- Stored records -

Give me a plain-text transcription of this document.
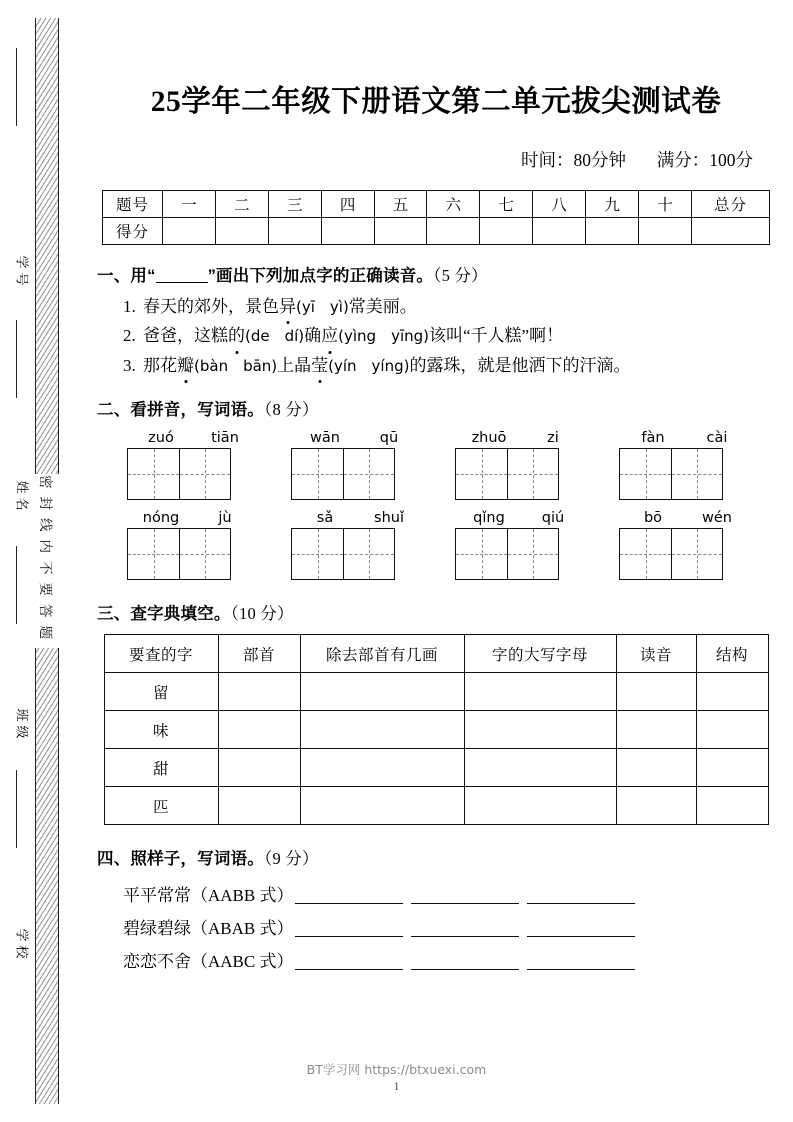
学号
姓名
班级
学校
密封线内不要答题
25学年二年级下册语文第二单元拔尖测试卷
时间：80分钟 满分：100分
题号	一	二	三	四	五	六	七	八	九	十	总分
得分											
一、用“	”画出下列加点字的正确读音。（5 分）
1. 春天的郊外，景色异(yī yì)常美丽。
2. 爸爸，这糕的(de dí)确应(yìng yīng)该叫“千人糕”啊！
3. 那花瓣(bàn bān)上晶莹(yín yíng)的露珠，就是他洒下的汗滴。
二、看拼音，写词语。（8 分）
zuó	tiān	wān	qū	zhuō	zi	fàn	cài
nóng	jù	sǎ	shuǐ	qǐng	qiú	bō	wén
三、查字典填空。（10 分）
要查的字	部首	除去部首有几画	字的大写字母	读音	结构
留					
味					
甜					
匹					
四、照样子，写词语。（9 分）
平平常常（AABB 式）
碧绿碧绿（ABAB 式）
恋恋不舍（AABC 式）
BT学习网 https://btxuexi.com
1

- Work to complete -
Reproduce the whole listing above word for word, but not its pictures.

- Answer to this task -
Give me a plain-text transcription of this document.
学号
姓名
班级
学校
密封线内不要答题
25学年二年级下册语文第二单元拔尖测试卷
时间：80分钟 满分：100分
题号	一	二	三	四	五	六	七	八	九	十	总分
得分											
一、用“	”画出下列加点字的正确读音。（5 分）
1. 春天的郊外，景色异(yī yì)常美丽。
2. 爸爸，这糕的(de dí)确应(yìng yīng)该叫“千人糕”啊！
3. 那花瓣(bàn bān)上晶莹(yín yíng)的露珠，就是他洒下的汗滴。
二、看拼音，写词语。（8 分）
zuó	tiān	wān	qū	zhuō	zi	fàn	cài
nóng	jù	sǎ	shuǐ	qǐng	qiú	bō	wén
三、查字典填空。（10 分）
要查的字	部首	除去部首有几画	字的大写字母	读音	结构
留					
味					
甜					
匹					
四、照样子，写词语。（9 分）
平平常常（AABB 式）
碧绿碧绿（ABAB 式）
恋恋不舍（AABC 式）
BT学习网 https://btxuexi.com
1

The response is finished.